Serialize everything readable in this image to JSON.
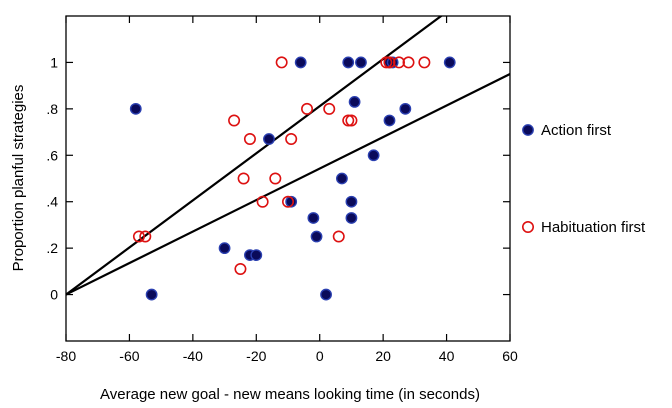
{
  "chart_data": {
    "type": "scatter",
    "title": "",
    "xlabel": "Average new goal - new means looking time (in seconds)",
    "ylabel": "Proportion planful strategies",
    "xlim": [
      -80,
      60
    ],
    "ylim": [
      -0.2,
      1.2
    ],
    "x_ticks": [
      -80,
      -60,
      -40,
      -20,
      0,
      20,
      40,
      60
    ],
    "x_tick_labels": [
      "-80",
      "-60",
      "-40",
      "-20",
      "0",
      "20",
      "40",
      "60"
    ],
    "y_ticks": [
      0,
      0.2,
      0.4,
      0.6,
      0.8,
      1
    ],
    "y_tick_labels": [
      "0",
      ".2",
      ".4",
      ".6",
      ".8",
      "1"
    ],
    "grid": false,
    "legend_position": "right",
    "series": [
      {
        "name": "Action first",
        "marker": "filled-circle",
        "color": "#0a0a5a",
        "edge_color": "#2a3fb0",
        "x": [
          -58,
          -53,
          -30,
          -22,
          -20,
          -16,
          -9,
          -6,
          -2,
          -1,
          2,
          7,
          9,
          10,
          10,
          11,
          13,
          17,
          22,
          22,
          23,
          27,
          41
        ],
        "y": [
          0.8,
          0.0,
          0.2,
          0.17,
          0.17,
          0.67,
          0.4,
          1.0,
          0.33,
          0.25,
          0.0,
          0.5,
          1.0,
          0.33,
          0.4,
          0.83,
          1.0,
          0.6,
          0.75,
          1.0,
          1.0,
          0.8,
          1.0
        ]
      },
      {
        "name": "Habituation first",
        "marker": "open-circle",
        "color": "#dd1111",
        "x": [
          -57,
          -55,
          -27,
          -25,
          -24,
          -22,
          -18,
          -14,
          -12,
          -10,
          -9,
          -4,
          3,
          6,
          9,
          10,
          21,
          22,
          25,
          28,
          33
        ],
        "y": [
          0.25,
          0.25,
          0.75,
          0.11,
          0.5,
          0.67,
          0.4,
          0.5,
          1.0,
          0.4,
          0.67,
          0.8,
          0.8,
          0.25,
          0.75,
          0.75,
          1.0,
          1.0,
          1.0,
          1.0,
          1.0
        ]
      }
    ],
    "fit_lines": [
      {
        "x": [
          -80,
          58
        ],
        "y": [
          0.0,
          1.4
        ]
      },
      {
        "x": [
          -80,
          60
        ],
        "y": [
          0.0,
          0.95
        ]
      }
    ]
  }
}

___

Directions for this task:
Leave out the pictures and reproduce the rest of the listing exactly.

Task result:
Serialize everything readable in this image to JSON.
{
  "chart_data": {
    "type": "scatter",
    "title": "",
    "xlabel": "Average new goal - new means looking time (in seconds)",
    "ylabel": "Proportion planful strategies",
    "xlim": [
      -80,
      60
    ],
    "ylim": [
      -0.2,
      1.2
    ],
    "x_ticks": [
      -80,
      -60,
      -40,
      -20,
      0,
      20,
      40,
      60
    ],
    "x_tick_labels": [
      "-80",
      "-60",
      "-40",
      "-20",
      "0",
      "20",
      "40",
      "60"
    ],
    "y_ticks": [
      0,
      0.2,
      0.4,
      0.6,
      0.8,
      1
    ],
    "y_tick_labels": [
      "0",
      ".2",
      ".4",
      ".6",
      ".8",
      "1"
    ],
    "grid": false,
    "legend_position": "right",
    "series": [
      {
        "name": "Action first",
        "marker": "filled-circle",
        "color": "#0a0a5a",
        "edge_color": "#2a3fb0",
        "x": [
          -58,
          -53,
          -30,
          -22,
          -20,
          -16,
          -9,
          -6,
          -2,
          -1,
          2,
          7,
          9,
          10,
          10,
          11,
          13,
          17,
          22,
          22,
          23,
          27,
          41
        ],
        "y": [
          0.8,
          0.0,
          0.2,
          0.17,
          0.17,
          0.67,
          0.4,
          1.0,
          0.33,
          0.25,
          0.0,
          0.5,
          1.0,
          0.33,
          0.4,
          0.83,
          1.0,
          0.6,
          0.75,
          1.0,
          1.0,
          0.8,
          1.0
        ]
      },
      {
        "name": "Habituation first",
        "marker": "open-circle",
        "color": "#dd1111",
        "x": [
          -57,
          -55,
          -27,
          -25,
          -24,
          -22,
          -18,
          -14,
          -12,
          -10,
          -9,
          -4,
          3,
          6,
          9,
          10,
          21,
          22,
          25,
          28,
          33
        ],
        "y": [
          0.25,
          0.25,
          0.75,
          0.11,
          0.5,
          0.67,
          0.4,
          0.5,
          1.0,
          0.4,
          0.67,
          0.8,
          0.8,
          0.25,
          0.75,
          0.75,
          1.0,
          1.0,
          1.0,
          1.0,
          1.0
        ]
      }
    ],
    "fit_lines": [
      {
        "x": [
          -80,
          58
        ],
        "y": [
          0.0,
          1.4
        ]
      },
      {
        "x": [
          -80,
          60
        ],
        "y": [
          0.0,
          0.95
        ]
      }
    ]
  }
}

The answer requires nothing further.